* [Work to do]: From the entries below, copy every line that holds the word "name".

━━━━━━━━━━

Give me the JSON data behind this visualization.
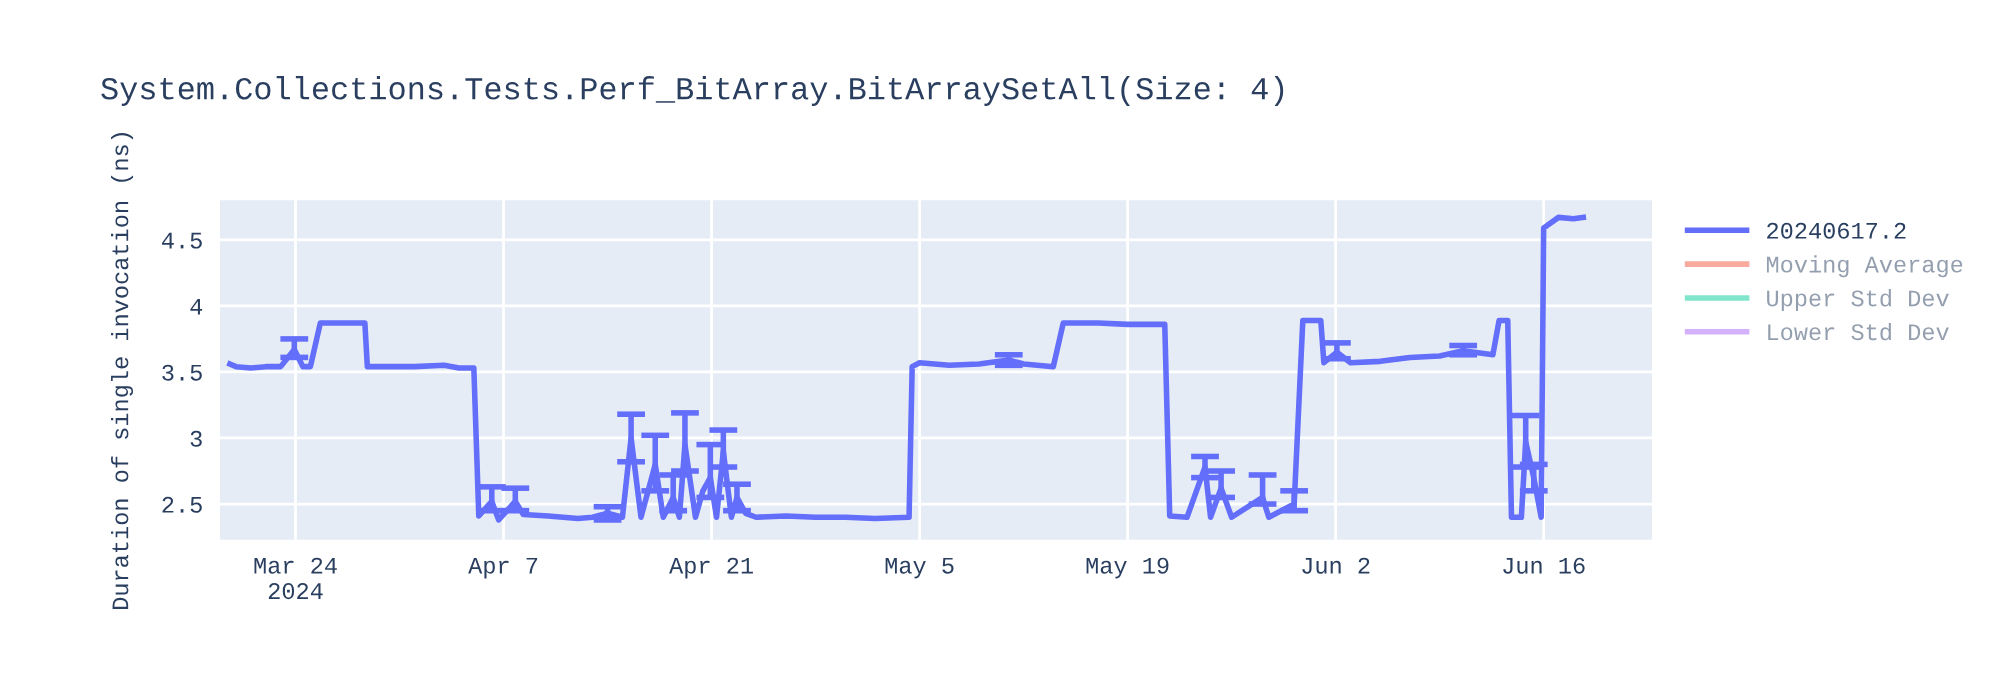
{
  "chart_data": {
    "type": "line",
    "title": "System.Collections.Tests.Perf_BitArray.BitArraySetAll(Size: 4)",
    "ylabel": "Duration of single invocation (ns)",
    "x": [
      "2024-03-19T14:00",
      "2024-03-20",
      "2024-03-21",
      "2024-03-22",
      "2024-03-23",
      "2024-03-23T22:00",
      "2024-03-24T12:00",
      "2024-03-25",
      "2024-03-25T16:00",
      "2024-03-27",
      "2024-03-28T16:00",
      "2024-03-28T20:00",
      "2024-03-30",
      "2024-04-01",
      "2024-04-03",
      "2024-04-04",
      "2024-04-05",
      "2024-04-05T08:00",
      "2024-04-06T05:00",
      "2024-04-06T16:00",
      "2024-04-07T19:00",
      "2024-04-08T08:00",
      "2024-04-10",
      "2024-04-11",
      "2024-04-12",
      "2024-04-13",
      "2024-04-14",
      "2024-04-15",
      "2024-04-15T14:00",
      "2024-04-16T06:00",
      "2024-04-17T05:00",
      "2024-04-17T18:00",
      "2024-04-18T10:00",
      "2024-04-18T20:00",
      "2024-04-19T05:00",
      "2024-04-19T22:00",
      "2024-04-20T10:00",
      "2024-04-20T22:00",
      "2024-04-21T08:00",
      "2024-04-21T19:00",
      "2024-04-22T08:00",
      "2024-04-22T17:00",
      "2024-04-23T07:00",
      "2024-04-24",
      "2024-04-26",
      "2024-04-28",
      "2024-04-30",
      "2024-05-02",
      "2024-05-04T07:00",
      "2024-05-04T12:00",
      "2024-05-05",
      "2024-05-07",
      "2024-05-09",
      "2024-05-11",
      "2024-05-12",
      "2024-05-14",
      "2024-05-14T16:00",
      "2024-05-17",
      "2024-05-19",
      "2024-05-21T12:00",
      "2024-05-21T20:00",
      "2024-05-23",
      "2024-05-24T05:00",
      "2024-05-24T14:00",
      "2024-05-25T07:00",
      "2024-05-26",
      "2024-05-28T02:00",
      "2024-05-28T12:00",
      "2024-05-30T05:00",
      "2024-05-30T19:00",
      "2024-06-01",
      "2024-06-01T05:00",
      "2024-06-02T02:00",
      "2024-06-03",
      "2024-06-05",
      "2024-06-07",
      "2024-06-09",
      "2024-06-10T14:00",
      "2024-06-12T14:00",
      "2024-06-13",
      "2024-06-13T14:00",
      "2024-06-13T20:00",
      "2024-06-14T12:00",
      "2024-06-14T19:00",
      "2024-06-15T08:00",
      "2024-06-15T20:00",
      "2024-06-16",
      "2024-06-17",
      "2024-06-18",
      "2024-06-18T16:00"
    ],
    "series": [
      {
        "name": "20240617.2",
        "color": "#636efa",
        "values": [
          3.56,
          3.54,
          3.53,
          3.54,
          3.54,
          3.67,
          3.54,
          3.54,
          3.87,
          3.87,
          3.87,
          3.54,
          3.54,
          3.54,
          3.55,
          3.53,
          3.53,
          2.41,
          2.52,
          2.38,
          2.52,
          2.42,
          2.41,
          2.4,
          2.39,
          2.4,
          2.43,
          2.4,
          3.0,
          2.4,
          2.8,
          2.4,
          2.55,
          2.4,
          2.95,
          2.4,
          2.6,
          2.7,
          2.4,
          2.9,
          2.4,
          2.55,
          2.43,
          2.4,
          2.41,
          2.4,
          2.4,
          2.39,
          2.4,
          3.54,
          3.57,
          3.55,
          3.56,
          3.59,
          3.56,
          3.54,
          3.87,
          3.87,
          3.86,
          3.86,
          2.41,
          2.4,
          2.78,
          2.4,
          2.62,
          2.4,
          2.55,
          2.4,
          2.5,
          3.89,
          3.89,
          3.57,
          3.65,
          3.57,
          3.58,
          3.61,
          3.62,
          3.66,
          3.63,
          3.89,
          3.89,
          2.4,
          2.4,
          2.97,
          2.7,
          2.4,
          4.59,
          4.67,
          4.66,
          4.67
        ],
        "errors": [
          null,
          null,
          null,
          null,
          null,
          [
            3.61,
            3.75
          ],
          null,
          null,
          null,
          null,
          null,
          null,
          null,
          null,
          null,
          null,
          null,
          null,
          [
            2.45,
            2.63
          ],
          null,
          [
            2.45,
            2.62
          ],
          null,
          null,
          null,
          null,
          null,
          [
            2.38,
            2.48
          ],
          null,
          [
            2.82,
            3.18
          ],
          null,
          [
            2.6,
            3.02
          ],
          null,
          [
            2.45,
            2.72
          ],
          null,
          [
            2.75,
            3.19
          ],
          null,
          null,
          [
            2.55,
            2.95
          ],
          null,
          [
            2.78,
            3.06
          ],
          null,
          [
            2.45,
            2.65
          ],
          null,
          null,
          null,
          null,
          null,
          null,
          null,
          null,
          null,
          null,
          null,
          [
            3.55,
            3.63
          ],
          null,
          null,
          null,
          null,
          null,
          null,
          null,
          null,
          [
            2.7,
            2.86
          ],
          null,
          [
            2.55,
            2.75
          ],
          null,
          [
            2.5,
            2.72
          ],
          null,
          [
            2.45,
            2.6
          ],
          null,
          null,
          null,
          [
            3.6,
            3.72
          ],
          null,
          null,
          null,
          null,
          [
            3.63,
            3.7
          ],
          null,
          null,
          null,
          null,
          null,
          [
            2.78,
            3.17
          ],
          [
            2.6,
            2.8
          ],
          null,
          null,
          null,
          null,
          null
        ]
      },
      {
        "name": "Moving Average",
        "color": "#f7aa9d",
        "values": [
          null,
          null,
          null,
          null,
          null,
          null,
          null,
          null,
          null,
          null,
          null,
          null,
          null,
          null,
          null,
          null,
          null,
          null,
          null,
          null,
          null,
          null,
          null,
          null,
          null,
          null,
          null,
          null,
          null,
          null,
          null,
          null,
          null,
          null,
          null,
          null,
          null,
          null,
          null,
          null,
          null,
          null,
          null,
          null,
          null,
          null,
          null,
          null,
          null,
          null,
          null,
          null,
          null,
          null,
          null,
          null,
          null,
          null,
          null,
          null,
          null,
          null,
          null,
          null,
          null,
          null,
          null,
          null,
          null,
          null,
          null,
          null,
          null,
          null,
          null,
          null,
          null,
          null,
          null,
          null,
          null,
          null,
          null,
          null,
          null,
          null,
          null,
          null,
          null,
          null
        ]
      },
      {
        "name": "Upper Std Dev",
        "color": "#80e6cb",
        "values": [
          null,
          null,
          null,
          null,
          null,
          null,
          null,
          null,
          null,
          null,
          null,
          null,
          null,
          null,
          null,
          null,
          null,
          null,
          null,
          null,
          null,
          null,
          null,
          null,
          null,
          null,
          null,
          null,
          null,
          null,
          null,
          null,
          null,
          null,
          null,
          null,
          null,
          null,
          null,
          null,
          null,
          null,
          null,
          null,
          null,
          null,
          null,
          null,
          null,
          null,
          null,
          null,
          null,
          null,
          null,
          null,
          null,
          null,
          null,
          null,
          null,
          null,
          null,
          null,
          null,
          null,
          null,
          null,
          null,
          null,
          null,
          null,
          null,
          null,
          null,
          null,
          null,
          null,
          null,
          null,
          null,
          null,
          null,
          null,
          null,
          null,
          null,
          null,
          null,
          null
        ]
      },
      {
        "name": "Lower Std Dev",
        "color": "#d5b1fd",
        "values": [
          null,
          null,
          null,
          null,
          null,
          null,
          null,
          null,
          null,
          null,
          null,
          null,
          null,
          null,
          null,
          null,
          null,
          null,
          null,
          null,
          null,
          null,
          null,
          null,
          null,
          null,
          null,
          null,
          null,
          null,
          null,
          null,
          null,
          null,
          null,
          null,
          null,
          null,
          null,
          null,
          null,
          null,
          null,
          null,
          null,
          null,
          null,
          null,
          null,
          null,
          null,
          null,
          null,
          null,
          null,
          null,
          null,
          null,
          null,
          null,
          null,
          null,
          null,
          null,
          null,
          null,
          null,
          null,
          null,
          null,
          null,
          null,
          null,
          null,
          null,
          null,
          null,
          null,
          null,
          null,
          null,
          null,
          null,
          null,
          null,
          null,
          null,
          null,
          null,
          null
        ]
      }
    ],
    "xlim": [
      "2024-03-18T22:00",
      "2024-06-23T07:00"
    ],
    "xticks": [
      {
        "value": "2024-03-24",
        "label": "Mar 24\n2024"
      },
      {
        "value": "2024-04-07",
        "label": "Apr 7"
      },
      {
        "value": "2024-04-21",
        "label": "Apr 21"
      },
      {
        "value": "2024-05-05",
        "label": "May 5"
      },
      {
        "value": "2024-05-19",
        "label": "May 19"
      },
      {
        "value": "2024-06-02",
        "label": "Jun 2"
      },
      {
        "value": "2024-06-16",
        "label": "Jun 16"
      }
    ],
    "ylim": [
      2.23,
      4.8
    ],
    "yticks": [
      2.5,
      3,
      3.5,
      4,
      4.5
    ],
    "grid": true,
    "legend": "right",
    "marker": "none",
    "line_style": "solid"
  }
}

━━━━━━━━━━

* [Right answer]:
        "name": "20240617.2",
        "name": "Moving Average",
        "name": "Upper Std Dev",
        "name": "Lower Std Dev",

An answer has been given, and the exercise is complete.